(WHAT THE TASK ASKS):
In this exercise, return the whole listing exactly, excluding any images.

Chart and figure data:

····················

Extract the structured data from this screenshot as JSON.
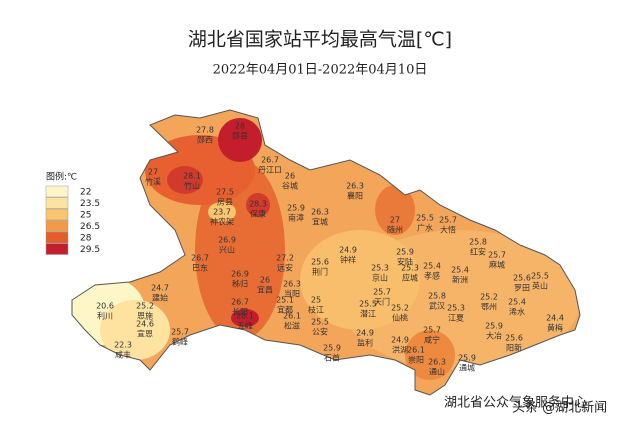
{
  "header": {
    "title": "湖北省国家站平均最高气温[℃]",
    "subtitle": "2022年04月01日-2022年04月10日"
  },
  "legend": {
    "title": "图例:℃",
    "items": [
      {
        "value": 22,
        "color": "#fff6c8"
      },
      {
        "value": 23.5,
        "color": "#fde2a0"
      },
      {
        "value": 25,
        "color": "#f9c56e"
      },
      {
        "value": 26.5,
        "color": "#f29a48"
      },
      {
        "value": 28,
        "color": "#e55e2a"
      },
      {
        "value": 29.5,
        "color": "#c41e2c"
      }
    ]
  },
  "stations": [
    {
      "name": "郧西",
      "value": 27.8
    },
    {
      "name": "郧县",
      "value": 28
    },
    {
      "name": "竹溪",
      "value": 27
    },
    {
      "name": "竹山",
      "value": 28.1
    },
    {
      "name": "丹江口",
      "value": 26.7
    },
    {
      "name": "谷城",
      "value": 26
    },
    {
      "name": "房县",
      "value": 27.5
    },
    {
      "name": "保康",
      "value": 28.3
    },
    {
      "name": "神农架",
      "value": 23.7
    },
    {
      "name": "南漳",
      "value": 25.9
    },
    {
      "name": "襄阳",
      "value": 26.3
    },
    {
      "name": "宜城",
      "value": 26.3
    },
    {
      "name": "随州",
      "value": 27
    },
    {
      "name": "广水",
      "value": 25.5
    },
    {
      "name": "大悟",
      "value": 25.7
    },
    {
      "name": "兴山",
      "value": 26.9
    },
    {
      "name": "钟祥",
      "value": 24.9
    },
    {
      "name": "安陆",
      "value": 25.9
    },
    {
      "name": "红安",
      "value": 25.8
    },
    {
      "name": "麻城",
      "value": 25.7
    },
    {
      "name": "巴东",
      "value": 26.7
    },
    {
      "name": "远安",
      "value": 27.2
    },
    {
      "name": "荆门",
      "value": 25.6
    },
    {
      "name": "京山",
      "value": 25.3
    },
    {
      "name": "应城",
      "value": 25.3
    },
    {
      "name": "孝感",
      "value": 25.4
    },
    {
      "name": "新洲",
      "value": 25.4
    },
    {
      "name": "罗田",
      "value": 25.6
    },
    {
      "name": "秭归",
      "value": 26.9
    },
    {
      "name": "宜昌",
      "value": 26
    },
    {
      "name": "当阳",
      "value": 26.3
    },
    {
      "name": "天门",
      "value": 25.7
    },
    {
      "name": "武汉",
      "value": 25.8
    },
    {
      "name": "英山",
      "value": 25.5
    },
    {
      "name": "利川",
      "value": 20.6
    },
    {
      "name": "建始",
      "value": 24.7
    },
    {
      "name": "恩施",
      "value": 25.2
    },
    {
      "name": "长阳",
      "value": 26.7
    },
    {
      "name": "五峰",
      "value": 28.1
    },
    {
      "name": "宜都",
      "value": 25.1
    },
    {
      "name": "枝江",
      "value": 25
    },
    {
      "name": "潜江",
      "value": 25.5
    },
    {
      "name": "仙桃",
      "value": 25.2
    },
    {
      "name": "江夏",
      "value": 25.3
    },
    {
      "name": "鄂州",
      "value": 25.2
    },
    {
      "name": "浠水",
      "value": 25.4
    },
    {
      "name": "宣恩",
      "value": 24.6
    },
    {
      "name": "鹤峰",
      "value": 25.7
    },
    {
      "name": "松滋",
      "value": 26.1
    },
    {
      "name": "公安",
      "value": 25.5
    },
    {
      "name": "监利",
      "value": 24.9
    },
    {
      "name": "洪湖",
      "value": 24.9
    },
    {
      "name": "咸宁",
      "value": 25.7
    },
    {
      "name": "大冶",
      "value": 25.9
    },
    {
      "name": "阳新",
      "value": 25.6
    },
    {
      "name": "黄梅",
      "value": 24.4
    },
    {
      "name": "咸丰",
      "value": 22.3
    },
    {
      "name": "石首",
      "value": 25.9
    },
    {
      "name": "崇阳",
      "value": 26.1
    },
    {
      "name": "通山",
      "value": 26.3
    },
    {
      "name": "通城",
      "value": 25.9
    }
  ],
  "footer": {
    "source": "湖北省公众气象服务中心",
    "watermark": "头条 @湖北新闻"
  }
}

····················

(COMPLETE OUTPUT):
Extract the structured data from this screenshot as JSON.
{
  "header": {
    "title": "湖北省国家站平均最高气温[℃]",
    "subtitle": "2022年04月01日-2022年04月10日"
  },
  "legend": {
    "title": "图例:℃",
    "items": [
      {
        "value": 22,
        "color": "#fff6c8"
      },
      {
        "value": 23.5,
        "color": "#fde2a0"
      },
      {
        "value": 25,
        "color": "#f9c56e"
      },
      {
        "value": 26.5,
        "color": "#f29a48"
      },
      {
        "value": 28,
        "color": "#e55e2a"
      },
      {
        "value": 29.5,
        "color": "#c41e2c"
      }
    ]
  },
  "stations": [
    {
      "name": "郧西",
      "value": 27.8
    },
    {
      "name": "郧县",
      "value": 28
    },
    {
      "name": "竹溪",
      "value": 27
    },
    {
      "name": "竹山",
      "value": 28.1
    },
    {
      "name": "丹江口",
      "value": 26.7
    },
    {
      "name": "谷城",
      "value": 26
    },
    {
      "name": "房县",
      "value": 27.5
    },
    {
      "name": "保康",
      "value": 28.3
    },
    {
      "name": "神农架",
      "value": 23.7
    },
    {
      "name": "南漳",
      "value": 25.9
    },
    {
      "name": "襄阳",
      "value": 26.3
    },
    {
      "name": "宜城",
      "value": 26.3
    },
    {
      "name": "随州",
      "value": 27
    },
    {
      "name": "广水",
      "value": 25.5
    },
    {
      "name": "大悟",
      "value": 25.7
    },
    {
      "name": "兴山",
      "value": 26.9
    },
    {
      "name": "钟祥",
      "value": 24.9
    },
    {
      "name": "安陆",
      "value": 25.9
    },
    {
      "name": "红安",
      "value": 25.8
    },
    {
      "name": "麻城",
      "value": 25.7
    },
    {
      "name": "巴东",
      "value": 26.7
    },
    {
      "name": "远安",
      "value": 27.2
    },
    {
      "name": "荆门",
      "value": 25.6
    },
    {
      "name": "京山",
      "value": 25.3
    },
    {
      "name": "应城",
      "value": 25.3
    },
    {
      "name": "孝感",
      "value": 25.4
    },
    {
      "name": "新洲",
      "value": 25.4
    },
    {
      "name": "罗田",
      "value": 25.6
    },
    {
      "name": "秭归",
      "value": 26.9
    },
    {
      "name": "宜昌",
      "value": 26
    },
    {
      "name": "当阳",
      "value": 26.3
    },
    {
      "name": "天门",
      "value": 25.7
    },
    {
      "name": "武汉",
      "value": 25.8
    },
    {
      "name": "英山",
      "value": 25.5
    },
    {
      "name": "利川",
      "value": 20.6
    },
    {
      "name": "建始",
      "value": 24.7
    },
    {
      "name": "恩施",
      "value": 25.2
    },
    {
      "name": "长阳",
      "value": 26.7
    },
    {
      "name": "五峰",
      "value": 28.1
    },
    {
      "name": "宜都",
      "value": 25.1
    },
    {
      "name": "枝江",
      "value": 25
    },
    {
      "name": "潜江",
      "value": 25.5
    },
    {
      "name": "仙桃",
      "value": 25.2
    },
    {
      "name": "江夏",
      "value": 25.3
    },
    {
      "name": "鄂州",
      "value": 25.2
    },
    {
      "name": "浠水",
      "value": 25.4
    },
    {
      "name": "宣恩",
      "value": 24.6
    },
    {
      "name": "鹤峰",
      "value": 25.7
    },
    {
      "name": "松滋",
      "value": 26.1
    },
    {
      "name": "公安",
      "value": 25.5
    },
    {
      "name": "监利",
      "value": 24.9
    },
    {
      "name": "洪湖",
      "value": 24.9
    },
    {
      "name": "咸宁",
      "value": 25.7
    },
    {
      "name": "大冶",
      "value": 25.9
    },
    {
      "name": "阳新",
      "value": 25.6
    },
    {
      "name": "黄梅",
      "value": 24.4
    },
    {
      "name": "咸丰",
      "value": 22.3
    },
    {
      "name": "石首",
      "value": 25.9
    },
    {
      "name": "崇阳",
      "value": 26.1
    },
    {
      "name": "通山",
      "value": 26.3
    },
    {
      "name": "通城",
      "value": 25.9
    }
  ],
  "footer": {
    "source": "湖北省公众气象服务中心",
    "watermark": "头条 @湖北新闻"
  }
}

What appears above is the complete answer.